> **Required task**: Update the entries starting at the first line and stopping after the line that contains "category-label: Jordania [438,472,496,489]", replacing every "value-label" with "bar-value" and leaving all else unchanged. Return only those lines.

Listings of boxed layout items:
══════════════════════════════
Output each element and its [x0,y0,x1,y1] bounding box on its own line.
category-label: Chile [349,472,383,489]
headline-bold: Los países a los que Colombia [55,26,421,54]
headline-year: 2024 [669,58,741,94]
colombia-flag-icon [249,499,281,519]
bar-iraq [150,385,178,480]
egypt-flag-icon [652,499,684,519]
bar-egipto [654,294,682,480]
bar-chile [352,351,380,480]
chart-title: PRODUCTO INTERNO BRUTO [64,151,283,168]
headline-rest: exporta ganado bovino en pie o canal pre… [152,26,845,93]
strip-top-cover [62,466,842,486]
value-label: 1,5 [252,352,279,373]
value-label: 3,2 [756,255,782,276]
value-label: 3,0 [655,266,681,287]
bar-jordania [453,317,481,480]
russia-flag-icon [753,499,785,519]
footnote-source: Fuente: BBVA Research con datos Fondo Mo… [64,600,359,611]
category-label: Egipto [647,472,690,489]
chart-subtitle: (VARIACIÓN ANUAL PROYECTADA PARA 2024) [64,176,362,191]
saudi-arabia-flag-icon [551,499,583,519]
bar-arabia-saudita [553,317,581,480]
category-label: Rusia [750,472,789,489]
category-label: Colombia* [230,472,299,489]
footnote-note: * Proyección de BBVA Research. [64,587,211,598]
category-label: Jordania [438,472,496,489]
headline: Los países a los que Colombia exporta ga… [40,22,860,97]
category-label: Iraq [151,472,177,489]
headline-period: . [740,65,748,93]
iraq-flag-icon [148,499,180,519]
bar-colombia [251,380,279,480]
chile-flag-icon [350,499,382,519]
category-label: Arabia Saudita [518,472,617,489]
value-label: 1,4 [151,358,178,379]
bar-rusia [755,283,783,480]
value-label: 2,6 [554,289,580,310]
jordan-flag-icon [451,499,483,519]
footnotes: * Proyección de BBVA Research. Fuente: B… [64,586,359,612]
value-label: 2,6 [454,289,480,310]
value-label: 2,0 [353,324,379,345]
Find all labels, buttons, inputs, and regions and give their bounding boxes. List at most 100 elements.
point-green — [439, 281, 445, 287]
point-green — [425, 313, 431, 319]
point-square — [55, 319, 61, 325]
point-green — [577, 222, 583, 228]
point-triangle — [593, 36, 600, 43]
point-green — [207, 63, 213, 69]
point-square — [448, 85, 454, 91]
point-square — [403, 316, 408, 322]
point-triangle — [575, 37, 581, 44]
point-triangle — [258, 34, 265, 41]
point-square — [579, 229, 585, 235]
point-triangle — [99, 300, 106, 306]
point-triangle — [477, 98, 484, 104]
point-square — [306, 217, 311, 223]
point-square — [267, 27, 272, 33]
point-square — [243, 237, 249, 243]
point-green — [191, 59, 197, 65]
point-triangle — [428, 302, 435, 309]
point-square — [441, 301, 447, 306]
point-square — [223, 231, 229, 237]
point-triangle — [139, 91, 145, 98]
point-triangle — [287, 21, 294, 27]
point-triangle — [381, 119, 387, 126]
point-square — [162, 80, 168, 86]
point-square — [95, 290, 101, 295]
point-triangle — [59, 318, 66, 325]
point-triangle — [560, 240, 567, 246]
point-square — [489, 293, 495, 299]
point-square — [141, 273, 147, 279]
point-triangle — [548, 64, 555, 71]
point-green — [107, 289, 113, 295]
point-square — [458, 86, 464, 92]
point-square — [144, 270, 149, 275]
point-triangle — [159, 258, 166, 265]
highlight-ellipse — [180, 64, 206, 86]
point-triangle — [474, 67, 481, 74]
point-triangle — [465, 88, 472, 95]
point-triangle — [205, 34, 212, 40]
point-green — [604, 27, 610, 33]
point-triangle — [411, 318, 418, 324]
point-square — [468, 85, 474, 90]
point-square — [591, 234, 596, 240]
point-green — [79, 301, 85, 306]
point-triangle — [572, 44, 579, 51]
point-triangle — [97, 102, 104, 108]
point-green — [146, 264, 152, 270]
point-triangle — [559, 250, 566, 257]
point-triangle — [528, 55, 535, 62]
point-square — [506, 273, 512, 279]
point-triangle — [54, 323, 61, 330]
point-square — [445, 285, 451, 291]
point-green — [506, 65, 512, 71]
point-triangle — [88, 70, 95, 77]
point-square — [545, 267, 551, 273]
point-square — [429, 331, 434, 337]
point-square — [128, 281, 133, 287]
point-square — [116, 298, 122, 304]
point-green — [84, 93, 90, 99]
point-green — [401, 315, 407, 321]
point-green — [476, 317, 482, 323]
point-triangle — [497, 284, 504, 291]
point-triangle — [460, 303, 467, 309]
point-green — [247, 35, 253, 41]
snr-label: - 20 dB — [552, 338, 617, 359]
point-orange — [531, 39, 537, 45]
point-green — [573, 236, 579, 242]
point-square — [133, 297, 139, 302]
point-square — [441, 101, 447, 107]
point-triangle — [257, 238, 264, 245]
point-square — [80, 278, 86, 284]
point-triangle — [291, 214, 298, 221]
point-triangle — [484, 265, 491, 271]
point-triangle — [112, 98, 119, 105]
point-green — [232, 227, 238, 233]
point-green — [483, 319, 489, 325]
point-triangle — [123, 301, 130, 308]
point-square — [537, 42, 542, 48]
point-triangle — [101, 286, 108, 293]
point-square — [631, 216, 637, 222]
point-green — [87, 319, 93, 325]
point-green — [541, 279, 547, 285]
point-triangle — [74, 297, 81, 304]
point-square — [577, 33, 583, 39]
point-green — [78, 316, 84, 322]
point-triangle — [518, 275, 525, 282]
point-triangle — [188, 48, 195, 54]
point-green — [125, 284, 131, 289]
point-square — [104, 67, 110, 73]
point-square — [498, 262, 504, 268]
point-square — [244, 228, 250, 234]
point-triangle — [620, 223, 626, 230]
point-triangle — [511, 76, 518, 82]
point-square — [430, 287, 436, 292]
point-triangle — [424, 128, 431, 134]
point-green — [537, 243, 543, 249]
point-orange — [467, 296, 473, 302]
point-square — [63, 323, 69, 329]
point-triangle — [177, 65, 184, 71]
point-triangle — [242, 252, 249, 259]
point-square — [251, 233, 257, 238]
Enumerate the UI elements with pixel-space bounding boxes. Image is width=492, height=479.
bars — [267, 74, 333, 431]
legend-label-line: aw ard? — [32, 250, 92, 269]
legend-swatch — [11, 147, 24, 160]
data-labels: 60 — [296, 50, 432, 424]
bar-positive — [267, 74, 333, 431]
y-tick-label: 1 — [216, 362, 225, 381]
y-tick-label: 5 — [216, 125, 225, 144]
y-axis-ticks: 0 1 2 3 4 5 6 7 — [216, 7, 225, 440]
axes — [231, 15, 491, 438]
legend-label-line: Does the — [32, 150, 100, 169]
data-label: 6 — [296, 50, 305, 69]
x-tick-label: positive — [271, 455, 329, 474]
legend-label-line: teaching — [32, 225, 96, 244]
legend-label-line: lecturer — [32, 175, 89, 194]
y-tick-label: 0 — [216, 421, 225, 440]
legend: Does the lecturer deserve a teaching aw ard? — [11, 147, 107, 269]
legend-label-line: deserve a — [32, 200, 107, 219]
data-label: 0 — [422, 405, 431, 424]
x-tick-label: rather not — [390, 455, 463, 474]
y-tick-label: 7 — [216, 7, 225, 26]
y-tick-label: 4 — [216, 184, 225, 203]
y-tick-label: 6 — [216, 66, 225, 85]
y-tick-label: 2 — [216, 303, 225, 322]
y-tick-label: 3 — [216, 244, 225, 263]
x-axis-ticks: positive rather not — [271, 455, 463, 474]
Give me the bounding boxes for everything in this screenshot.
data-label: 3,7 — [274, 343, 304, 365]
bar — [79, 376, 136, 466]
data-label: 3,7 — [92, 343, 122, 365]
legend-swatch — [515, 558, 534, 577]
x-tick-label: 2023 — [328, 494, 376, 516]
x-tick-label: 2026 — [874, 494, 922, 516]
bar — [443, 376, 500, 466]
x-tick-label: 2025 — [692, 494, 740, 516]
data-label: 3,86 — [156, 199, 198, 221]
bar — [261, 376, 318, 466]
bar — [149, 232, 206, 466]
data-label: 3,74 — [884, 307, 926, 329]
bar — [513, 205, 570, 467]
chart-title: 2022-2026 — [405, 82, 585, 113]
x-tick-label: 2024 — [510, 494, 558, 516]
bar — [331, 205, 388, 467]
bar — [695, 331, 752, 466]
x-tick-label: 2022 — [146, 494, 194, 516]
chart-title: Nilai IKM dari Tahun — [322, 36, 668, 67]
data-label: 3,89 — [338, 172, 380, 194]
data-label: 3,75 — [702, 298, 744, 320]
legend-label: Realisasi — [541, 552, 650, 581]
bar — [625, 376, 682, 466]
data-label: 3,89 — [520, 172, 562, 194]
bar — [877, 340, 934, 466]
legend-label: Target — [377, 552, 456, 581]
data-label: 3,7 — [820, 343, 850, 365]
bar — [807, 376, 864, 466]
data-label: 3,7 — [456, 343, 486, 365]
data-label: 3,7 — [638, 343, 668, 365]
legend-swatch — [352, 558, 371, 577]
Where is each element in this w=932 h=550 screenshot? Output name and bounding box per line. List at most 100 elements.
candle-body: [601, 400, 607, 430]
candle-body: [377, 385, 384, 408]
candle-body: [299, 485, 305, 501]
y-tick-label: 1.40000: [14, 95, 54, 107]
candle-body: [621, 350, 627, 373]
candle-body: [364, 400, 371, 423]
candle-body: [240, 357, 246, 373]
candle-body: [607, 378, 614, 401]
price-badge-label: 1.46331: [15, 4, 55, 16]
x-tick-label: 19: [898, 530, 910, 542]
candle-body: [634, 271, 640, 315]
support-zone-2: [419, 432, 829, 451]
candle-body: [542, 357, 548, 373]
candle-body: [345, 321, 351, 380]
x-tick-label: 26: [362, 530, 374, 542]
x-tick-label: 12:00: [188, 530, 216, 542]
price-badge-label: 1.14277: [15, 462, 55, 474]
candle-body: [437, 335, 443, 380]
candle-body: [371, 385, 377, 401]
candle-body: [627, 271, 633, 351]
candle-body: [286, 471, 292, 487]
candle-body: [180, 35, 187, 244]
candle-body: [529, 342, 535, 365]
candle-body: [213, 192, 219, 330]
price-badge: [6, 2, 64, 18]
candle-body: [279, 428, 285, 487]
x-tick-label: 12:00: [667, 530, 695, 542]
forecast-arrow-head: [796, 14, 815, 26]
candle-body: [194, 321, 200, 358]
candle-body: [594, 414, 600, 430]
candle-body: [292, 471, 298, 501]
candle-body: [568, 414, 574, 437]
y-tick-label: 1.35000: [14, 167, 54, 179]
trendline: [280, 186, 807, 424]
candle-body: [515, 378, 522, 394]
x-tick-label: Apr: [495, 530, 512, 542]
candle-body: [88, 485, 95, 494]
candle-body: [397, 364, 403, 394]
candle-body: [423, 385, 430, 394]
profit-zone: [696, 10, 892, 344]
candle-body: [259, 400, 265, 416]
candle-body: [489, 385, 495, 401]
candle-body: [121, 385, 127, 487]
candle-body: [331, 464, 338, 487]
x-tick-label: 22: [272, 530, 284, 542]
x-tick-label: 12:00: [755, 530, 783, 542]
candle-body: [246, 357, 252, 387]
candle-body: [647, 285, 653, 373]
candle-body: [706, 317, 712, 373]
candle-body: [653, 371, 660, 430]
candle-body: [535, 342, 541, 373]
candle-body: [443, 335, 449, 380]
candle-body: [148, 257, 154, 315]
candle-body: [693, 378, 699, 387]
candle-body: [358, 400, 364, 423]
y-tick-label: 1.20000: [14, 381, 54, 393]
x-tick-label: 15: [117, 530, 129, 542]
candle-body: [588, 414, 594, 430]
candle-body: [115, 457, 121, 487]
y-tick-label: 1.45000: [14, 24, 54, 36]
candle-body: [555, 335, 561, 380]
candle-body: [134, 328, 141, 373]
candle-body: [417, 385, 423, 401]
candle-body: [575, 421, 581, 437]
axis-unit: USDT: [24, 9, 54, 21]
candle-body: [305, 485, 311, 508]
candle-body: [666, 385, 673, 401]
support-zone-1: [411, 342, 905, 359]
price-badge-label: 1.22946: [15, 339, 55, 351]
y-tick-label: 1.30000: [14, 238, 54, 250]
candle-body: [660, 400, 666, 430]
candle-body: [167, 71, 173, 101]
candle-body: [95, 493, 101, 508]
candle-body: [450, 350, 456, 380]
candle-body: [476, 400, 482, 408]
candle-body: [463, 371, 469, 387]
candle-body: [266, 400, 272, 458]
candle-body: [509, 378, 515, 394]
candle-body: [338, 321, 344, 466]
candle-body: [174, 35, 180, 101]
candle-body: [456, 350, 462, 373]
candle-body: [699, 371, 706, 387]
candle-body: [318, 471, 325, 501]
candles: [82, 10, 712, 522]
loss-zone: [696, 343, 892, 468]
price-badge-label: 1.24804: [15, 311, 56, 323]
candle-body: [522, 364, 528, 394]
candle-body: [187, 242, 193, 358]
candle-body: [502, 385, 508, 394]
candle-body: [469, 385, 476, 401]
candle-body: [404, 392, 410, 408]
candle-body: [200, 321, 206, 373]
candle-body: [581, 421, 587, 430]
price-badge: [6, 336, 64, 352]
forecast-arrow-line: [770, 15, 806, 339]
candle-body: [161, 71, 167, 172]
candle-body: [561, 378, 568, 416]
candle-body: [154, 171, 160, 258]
══════════════════════════════
> **Solved exercise**:
Output each element and its [x0,y0,x1,y1] bounding box on its own line.
category-label: Chile [349,472,383,489]
headline-bold: Los países a los que Colombia [55,26,421,54]
headline-year: 2024 [669,58,741,94]
colombia-flag-icon [249,499,281,519]
bar-iraq [150,385,178,480]
egypt-flag-icon [652,499,684,519]
bar-egipto [654,294,682,480]
bar-chile [352,351,380,480]
chart-title: PRODUCTO INTERNO BRUTO [64,151,283,168]
headline-rest: exporta ganado bovino en pie o canal pre… [152,26,845,93]
strip-top-cover [62,466,842,486]
bar-value: 1,5 [252,352,279,373]
bar-value: 3,2 [756,255,782,276]
bar-value: 3,0 [655,266,681,287]
bar-jordania [453,317,481,480]
russia-flag-icon [753,499,785,519]
footnote-source: Fuente: BBVA Research con datos Fondo Mo… [64,600,359,611]
category-label: Egipto [647,472,690,489]
chart-subtitle: (VARIACIÓN ANUAL PROYECTADA PARA 2024) [64,176,362,191]
saudi-arabia-flag-icon [551,499,583,519]
bar-arabia-saudita [553,317,581,480]
category-label: Rusia [750,472,789,489]
category-label: Colombia* [230,472,299,489]
footnote-note: * Proyección de BBVA Research. [64,587,211,598]
category-label: Jordania [438,472,496,489]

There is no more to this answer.